- [Extracted records]:

+ + + + +

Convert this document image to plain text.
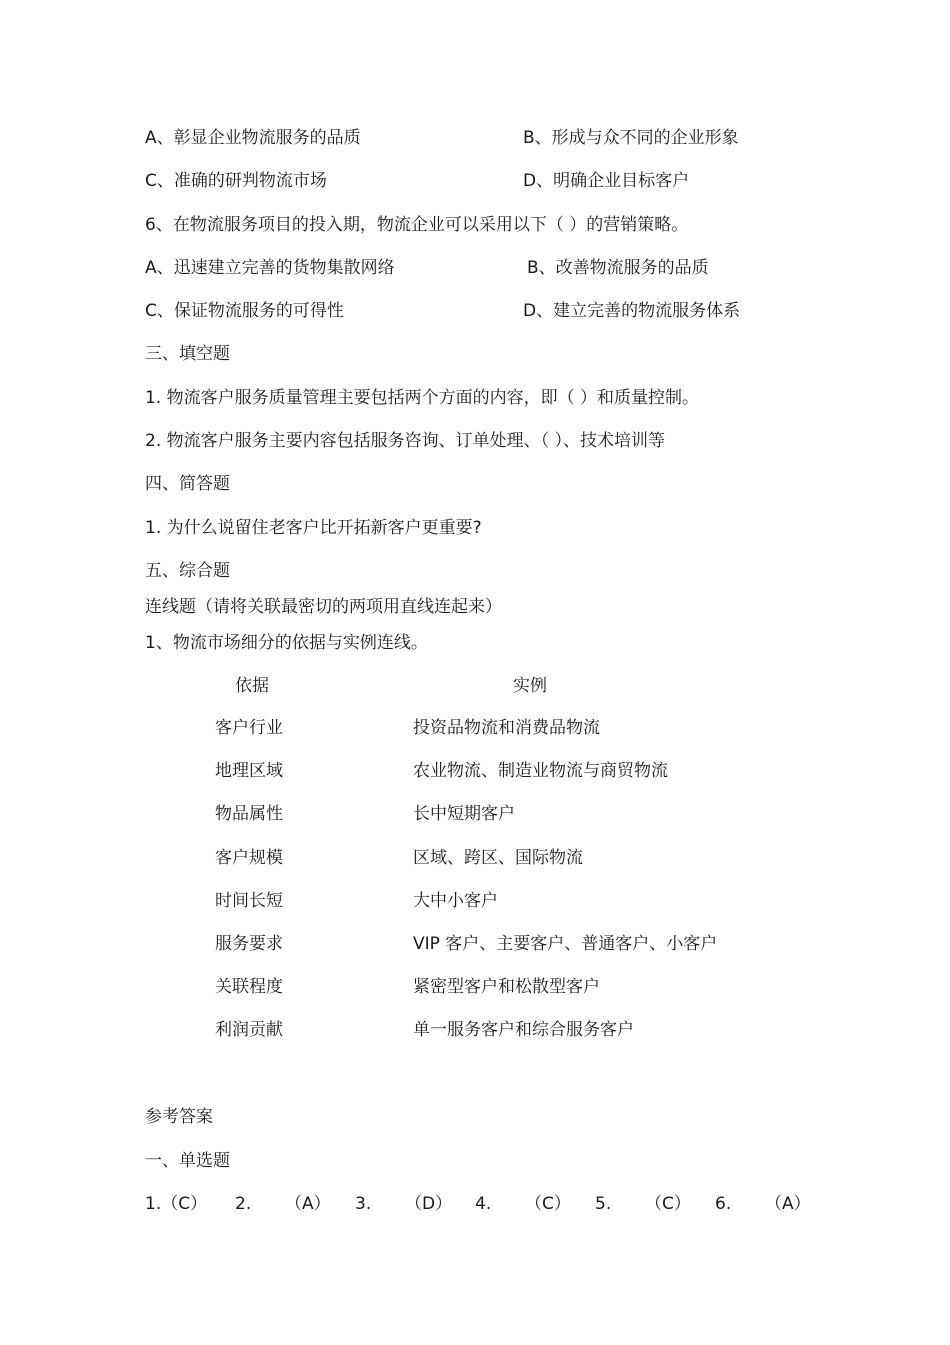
A、彰显企业物流服务的品质	B、形成与众不同的企业形象
C、准确的研判物流市场	D、明确企业目标客户
6、在物流服务项目的投入期，物流企业可以采用以下（ ）的营销策略。
A、迅速建立完善的货物集散网络	B、改善物流服务的品质
C、保证物流服务的可得性	D、建立完善的物流服务体系
三、填空题
1. 物流客户服务质量管理主要包括两个方面的内容，即（ ）和质量控制。
2. 物流客户服务主要内容包括服务咨询、订单处理、（ ）、技术培训等
四、简答题
1. 为什么说留住老客户比开拓新客户更重要?
五、综合题
连线题（请将关联最密切的两项用直线连起来）
1、物流市场细分的依据与实例连线。
依据	实例
客户行业	投资品物流和消费品物流
地理区域	农业物流、制造业物流与商贸物流
物品属性	长中短期客户
客户规模	区域、跨区、国际物流
时间长短	大中小客户
服务要求	VIP 客户、主要客户、普通客户、小客户
关联程度	紧密型客户和松散型客户
利润贡献	单一服务客户和综合服务客户
参考答案
一、单选题
1.（C） 2. （A） 3. （D） 4. （C） 5. （C） 6. （A）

+ + + + +

- [Work instructions]:
Give every record back exactly as it reads, with no images.

- [Expected output]:
Convert this document image to plain text.
A、彰显企业物流服务的品质	B、形成与众不同的企业形象
C、准确的研判物流市场	D、明确企业目标客户
6、在物流服务项目的投入期，物流企业可以采用以下（ ）的营销策略。
A、迅速建立完善的货物集散网络	B、改善物流服务的品质
C、保证物流服务的可得性	D、建立完善的物流服务体系
三、填空题
1. 物流客户服务质量管理主要包括两个方面的内容，即（ ）和质量控制。
2. 物流客户服务主要内容包括服务咨询、订单处理、（ ）、技术培训等
四、简答题
1. 为什么说留住老客户比开拓新客户更重要?
五、综合题
连线题（请将关联最密切的两项用直线连起来）
1、物流市场细分的依据与实例连线。
依据	实例
客户行业	投资品物流和消费品物流
地理区域	农业物流、制造业物流与商贸物流
物品属性	长中短期客户
客户规模	区域、跨区、国际物流
时间长短	大中小客户
服务要求	VIP 客户、主要客户、普通客户、小客户
关联程度	紧密型客户和松散型客户
利润贡献	单一服务客户和综合服务客户
参考答案
一、单选题
1.（C） 2. （A） 3. （D） 4. （C） 5. （C） 6. （A）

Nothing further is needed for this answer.